▸ Page excerpt:
────────────────────

My advice to you if you’re going to watch this picture is forget about these things. And anyway, Churchill’s point has more to do with the Atlantic being stocked with German U-boats, which will likely blast any American ship bearing supplies or personnel right out of the water. British military intelligence, here represented by Cary Elwes and Freddie Fox (who plays Ian Fleming, and yes, in this case it’s the Ian Fleming; the movie makes a point at the end of telling us that the derring-do we’ve just witnessed and the folks who perpetrated it directly inspired his spy novels and James Bond and all that) concoct a scheme in which a special ops force will sail down to the Gulf of Guinea and take out a ship packed with supplies for the aforementioned U-boats. Without supplies, the subs can’t function and hence the shipping-across-the-Atlantic problem gets at least temporarily solved.

The movie goes for a “The Dirty Dozen”/“Inglorious Basterds” vibe. Henry Cavill, extravagantly bearded and mustached, plays Gus March Phillips, first presented to the brass in shackles. After sampling their brandy and stealing their cigars he puts together his crew, all of them apparent rebels and reprobates and rule-breakers, and which includes one really big-chested guy (Alan Richson) who’s a master archer. What good’s a master archer in a firefight, you might ask. Well, you can take out Nazis in guard towers in relative silence with such weapons, which helps when you’re breaking out a team member who’s been imprisoned by the Germans. There’s also the requisite explosive expert, and so on. (Among the players of these mayhem-makers are Henry Golding and Alex Pettyfer.) On the ground a femme fatale played by Eliza Gonzalez and an undercover agent who operates a casino bar near the port (Babs Olusanmokun) conspire to distract the Nazis tending the targeted ship.

Unlike Alex Garland’s “Civil War,” “The Ministry of Ungentlemanly Warfare” is commendably upfront about its politics. That is, it’s extremely anti-Nazi. No prevarication here. Germans exist in this film pretty much only to be shot (with bullets and arrows) or stabbed (multiple times and in the most sensitive-to-stabbing corporeal locations) to death. Sometimes before they die, they deliver smug Nazi speeches, which gives their subsequent horrible painful deaths an added thrill. And while “The Dirty Dozen” and scores of other WWII movies including Tarantino’s bowed to the sacrifices of life and limb made by Our Own Fighting Forces, “Ministry” makes a point of … well, not to give too much away, but every time one of its heroic fighters seems in a spot, the danger is only there to reveal an ingenious way of getting them out of it. If World War II itself had gone this smoothly, the Allies would have made it to Berlin before “Casablanca” got its wide release. (That would be January of 1943.)

While the action and suspense set pieces are executed with typical Ritchie bravura, the movie falls flat a lot of the time in between. Despite its four credited screenwriters, there’s not much verbal crackle at play—this is a largely British production in which its characters signal their Britishness by calling things “bloody this” and “bloody that” mostly. And the historical oddities do continue to grate even after you’ve resolved to turn off your mind, relax and float downstream. The sexually sadistic (of course) Nazi officer played here by Til Schwieger (speaking of “Inglourious Basterds”) entertains Gonzalez’s character by playing her a recording of “Die Moritat von Mackie Messer,” which we know as “Mack the Knife;” later in the picture Gonzalez sings a (mostly) English version of the song. Given that the songs co-composers Kurt Weill and Bertolt Brecht were expelled from Germany in 1933 (Weill was Jewish, Brecht a commie) the notion of a Nazi favoring that tune seems farfetched (and indeed “The Threepenny Opera,” the satirical musical from which it was derived, was banned by the Third Reich). And indeed Brecht and Weill themselves would likely blanche at the notion of a Nazi being entertained by their work. But that’s what passes for cheeky iconoclasm these days I suppose.

────────────────────

From the movie review, copy word for word the part that starts at "My advice to" and ends after "least temporarily solved.". The rows that come next have nothing to do with the movie review.

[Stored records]
────────────────────

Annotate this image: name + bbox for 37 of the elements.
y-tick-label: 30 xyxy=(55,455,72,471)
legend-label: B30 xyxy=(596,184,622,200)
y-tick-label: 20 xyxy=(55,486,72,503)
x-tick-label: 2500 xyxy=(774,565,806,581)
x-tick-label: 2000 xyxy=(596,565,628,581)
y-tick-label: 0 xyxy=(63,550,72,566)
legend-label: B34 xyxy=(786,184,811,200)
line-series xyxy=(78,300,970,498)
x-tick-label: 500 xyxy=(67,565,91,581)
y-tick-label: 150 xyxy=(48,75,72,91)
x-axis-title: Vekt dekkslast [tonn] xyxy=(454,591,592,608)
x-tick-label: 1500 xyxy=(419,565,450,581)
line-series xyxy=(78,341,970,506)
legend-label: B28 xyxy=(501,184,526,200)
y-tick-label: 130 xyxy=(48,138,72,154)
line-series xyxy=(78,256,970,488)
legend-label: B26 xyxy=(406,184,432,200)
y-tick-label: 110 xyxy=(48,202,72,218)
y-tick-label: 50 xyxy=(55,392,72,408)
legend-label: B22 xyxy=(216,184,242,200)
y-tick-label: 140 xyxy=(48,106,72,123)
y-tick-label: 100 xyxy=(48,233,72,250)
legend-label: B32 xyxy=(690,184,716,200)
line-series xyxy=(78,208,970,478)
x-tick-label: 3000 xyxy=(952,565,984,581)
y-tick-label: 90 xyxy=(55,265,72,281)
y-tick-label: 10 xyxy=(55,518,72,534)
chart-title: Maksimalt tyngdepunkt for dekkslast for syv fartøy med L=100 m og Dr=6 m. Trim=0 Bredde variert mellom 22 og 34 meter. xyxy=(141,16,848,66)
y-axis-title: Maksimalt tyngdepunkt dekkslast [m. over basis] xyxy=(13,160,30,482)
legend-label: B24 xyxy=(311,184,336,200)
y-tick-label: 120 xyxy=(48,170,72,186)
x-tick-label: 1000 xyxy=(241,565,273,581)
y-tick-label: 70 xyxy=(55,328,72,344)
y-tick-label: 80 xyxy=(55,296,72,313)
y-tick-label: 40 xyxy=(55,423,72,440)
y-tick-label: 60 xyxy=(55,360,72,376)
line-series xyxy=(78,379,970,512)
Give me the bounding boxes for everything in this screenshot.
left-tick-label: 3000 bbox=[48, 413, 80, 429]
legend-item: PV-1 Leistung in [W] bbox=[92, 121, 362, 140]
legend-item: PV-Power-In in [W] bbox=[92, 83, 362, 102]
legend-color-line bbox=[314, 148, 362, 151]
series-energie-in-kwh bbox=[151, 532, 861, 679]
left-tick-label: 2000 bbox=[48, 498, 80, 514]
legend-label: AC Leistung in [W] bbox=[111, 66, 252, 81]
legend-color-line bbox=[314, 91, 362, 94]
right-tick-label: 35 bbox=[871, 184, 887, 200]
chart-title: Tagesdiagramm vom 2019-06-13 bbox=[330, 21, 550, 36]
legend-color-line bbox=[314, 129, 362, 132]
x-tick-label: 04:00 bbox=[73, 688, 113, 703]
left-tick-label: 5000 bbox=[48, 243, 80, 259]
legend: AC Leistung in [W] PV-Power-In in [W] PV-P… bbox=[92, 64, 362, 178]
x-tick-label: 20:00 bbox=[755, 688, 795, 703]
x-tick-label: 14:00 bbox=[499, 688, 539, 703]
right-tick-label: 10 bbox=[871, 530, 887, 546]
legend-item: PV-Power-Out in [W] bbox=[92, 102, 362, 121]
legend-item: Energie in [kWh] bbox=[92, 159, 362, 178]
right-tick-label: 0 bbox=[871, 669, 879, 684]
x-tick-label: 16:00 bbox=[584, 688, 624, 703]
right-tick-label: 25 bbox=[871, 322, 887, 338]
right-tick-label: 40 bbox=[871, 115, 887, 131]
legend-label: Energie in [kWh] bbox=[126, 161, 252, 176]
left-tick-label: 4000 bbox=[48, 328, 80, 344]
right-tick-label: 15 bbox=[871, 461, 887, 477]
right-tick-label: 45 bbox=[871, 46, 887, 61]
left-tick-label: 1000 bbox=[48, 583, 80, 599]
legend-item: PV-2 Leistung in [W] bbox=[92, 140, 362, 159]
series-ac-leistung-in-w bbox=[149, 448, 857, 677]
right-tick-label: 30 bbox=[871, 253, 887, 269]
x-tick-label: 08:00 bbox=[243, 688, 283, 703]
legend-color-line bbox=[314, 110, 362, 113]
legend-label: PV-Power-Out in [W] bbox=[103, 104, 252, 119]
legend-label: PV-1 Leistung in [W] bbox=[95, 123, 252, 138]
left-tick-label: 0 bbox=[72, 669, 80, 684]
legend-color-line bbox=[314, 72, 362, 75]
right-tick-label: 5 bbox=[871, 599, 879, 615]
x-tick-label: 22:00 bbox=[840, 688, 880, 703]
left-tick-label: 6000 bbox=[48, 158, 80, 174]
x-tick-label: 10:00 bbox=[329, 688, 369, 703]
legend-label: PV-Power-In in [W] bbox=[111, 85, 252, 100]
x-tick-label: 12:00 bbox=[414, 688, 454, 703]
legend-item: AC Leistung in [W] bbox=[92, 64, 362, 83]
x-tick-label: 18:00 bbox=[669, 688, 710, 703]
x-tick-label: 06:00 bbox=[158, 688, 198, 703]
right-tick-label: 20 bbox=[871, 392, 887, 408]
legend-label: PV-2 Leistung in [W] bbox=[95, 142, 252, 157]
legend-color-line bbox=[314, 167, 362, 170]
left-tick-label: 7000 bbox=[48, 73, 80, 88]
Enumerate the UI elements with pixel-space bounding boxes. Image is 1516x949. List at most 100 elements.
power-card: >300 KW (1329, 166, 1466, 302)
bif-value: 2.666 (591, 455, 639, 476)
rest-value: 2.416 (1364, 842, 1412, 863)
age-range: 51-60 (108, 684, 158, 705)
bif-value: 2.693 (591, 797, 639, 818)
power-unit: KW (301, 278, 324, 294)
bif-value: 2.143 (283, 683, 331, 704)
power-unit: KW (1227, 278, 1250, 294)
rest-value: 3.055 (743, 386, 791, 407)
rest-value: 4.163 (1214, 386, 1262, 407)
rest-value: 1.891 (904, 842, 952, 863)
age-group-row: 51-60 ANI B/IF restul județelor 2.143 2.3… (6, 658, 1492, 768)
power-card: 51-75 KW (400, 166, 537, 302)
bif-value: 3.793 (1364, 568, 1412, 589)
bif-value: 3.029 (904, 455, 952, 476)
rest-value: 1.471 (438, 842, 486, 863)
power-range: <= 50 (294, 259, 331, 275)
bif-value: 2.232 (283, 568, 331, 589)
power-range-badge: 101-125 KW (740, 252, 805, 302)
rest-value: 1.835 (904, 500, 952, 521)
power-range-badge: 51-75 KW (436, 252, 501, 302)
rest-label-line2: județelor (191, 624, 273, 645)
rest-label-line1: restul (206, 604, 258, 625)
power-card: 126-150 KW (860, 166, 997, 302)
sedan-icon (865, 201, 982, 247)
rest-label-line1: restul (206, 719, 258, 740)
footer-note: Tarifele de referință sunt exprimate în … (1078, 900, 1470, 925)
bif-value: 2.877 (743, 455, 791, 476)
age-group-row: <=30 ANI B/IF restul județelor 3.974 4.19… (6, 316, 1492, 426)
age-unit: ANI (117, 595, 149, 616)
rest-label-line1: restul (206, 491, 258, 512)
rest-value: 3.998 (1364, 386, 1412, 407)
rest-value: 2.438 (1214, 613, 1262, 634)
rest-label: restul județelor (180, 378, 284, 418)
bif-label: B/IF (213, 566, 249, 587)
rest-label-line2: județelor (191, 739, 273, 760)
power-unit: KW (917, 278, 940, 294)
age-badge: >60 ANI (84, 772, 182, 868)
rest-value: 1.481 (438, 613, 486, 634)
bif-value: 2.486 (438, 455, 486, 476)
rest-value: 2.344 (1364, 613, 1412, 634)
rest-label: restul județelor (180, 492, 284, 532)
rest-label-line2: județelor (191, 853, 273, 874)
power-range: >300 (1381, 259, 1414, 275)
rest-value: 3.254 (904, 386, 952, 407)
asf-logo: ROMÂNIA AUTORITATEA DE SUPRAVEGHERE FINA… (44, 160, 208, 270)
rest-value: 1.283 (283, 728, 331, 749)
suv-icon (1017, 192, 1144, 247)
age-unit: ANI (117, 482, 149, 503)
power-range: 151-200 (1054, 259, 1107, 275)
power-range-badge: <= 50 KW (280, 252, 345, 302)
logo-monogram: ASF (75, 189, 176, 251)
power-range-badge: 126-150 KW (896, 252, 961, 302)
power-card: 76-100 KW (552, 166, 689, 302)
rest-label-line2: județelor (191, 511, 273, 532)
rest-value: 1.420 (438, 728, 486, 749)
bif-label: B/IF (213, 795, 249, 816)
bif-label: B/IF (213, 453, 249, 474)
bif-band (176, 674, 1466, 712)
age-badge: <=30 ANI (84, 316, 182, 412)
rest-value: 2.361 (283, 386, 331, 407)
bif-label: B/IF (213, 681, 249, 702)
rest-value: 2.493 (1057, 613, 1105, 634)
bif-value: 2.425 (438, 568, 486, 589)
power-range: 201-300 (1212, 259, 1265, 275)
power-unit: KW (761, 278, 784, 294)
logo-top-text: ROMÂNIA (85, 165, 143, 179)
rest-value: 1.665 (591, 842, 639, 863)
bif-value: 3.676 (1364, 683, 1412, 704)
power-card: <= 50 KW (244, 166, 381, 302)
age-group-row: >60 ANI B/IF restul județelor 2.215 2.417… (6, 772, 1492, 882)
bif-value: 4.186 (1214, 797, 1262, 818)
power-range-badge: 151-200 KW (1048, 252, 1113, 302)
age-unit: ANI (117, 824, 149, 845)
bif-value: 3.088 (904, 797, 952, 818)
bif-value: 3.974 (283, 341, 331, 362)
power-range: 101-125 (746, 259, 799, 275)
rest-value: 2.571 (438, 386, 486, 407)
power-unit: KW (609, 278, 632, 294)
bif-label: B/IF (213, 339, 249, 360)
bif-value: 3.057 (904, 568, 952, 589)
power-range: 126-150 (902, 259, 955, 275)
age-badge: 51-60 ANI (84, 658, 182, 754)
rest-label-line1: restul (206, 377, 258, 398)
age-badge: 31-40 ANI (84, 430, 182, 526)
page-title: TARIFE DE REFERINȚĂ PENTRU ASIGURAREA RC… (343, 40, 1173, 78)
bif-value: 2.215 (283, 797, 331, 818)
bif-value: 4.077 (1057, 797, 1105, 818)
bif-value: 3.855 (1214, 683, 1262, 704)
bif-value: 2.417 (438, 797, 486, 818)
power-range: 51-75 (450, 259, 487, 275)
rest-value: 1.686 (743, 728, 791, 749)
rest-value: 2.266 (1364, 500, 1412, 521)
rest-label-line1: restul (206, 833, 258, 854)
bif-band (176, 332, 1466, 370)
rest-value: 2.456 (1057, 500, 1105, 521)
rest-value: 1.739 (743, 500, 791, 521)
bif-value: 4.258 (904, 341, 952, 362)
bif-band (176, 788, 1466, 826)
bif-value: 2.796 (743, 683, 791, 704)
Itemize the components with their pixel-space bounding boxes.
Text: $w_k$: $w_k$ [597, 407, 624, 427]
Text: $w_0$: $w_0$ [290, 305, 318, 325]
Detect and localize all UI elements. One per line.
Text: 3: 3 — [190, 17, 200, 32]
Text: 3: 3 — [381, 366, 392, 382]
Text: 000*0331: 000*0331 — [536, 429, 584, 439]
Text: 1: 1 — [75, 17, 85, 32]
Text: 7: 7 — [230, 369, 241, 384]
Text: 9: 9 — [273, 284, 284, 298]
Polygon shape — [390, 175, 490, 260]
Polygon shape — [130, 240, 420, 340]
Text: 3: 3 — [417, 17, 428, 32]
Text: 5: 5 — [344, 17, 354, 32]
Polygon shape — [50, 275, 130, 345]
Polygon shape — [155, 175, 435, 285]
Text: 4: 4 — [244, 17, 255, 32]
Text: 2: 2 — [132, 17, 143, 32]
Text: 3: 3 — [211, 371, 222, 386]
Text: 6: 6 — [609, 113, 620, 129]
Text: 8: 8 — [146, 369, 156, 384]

────────────────────

▸ Result for this exercise:
My advice to you if you’re going to watch this picture is forget about these things. And anyway, Churchill’s point has more to do with the Atlantic being stocked with German U-boats, which will likely blast any American ship bearing supplies or personnel right out of the water. British military intelligence, here represented by Cary Elwes and Freddie Fox (who plays Ian Fleming, and yes, in this case it’s the Ian Fleming; the movie makes a point at the end of telling us that the derring-do we’ve just witnessed and the folks who perpetrated it directly inspired his spy novels and James Bond and all that) concoct a scheme in which a special ops force will sail down to the Gulf of Guinea and take out a ship packed with supplies for the aforementioned U-boats. Without supplies, the subs can’t function and hence the shipping-across-the-Atlantic problem gets at least temporarily solved.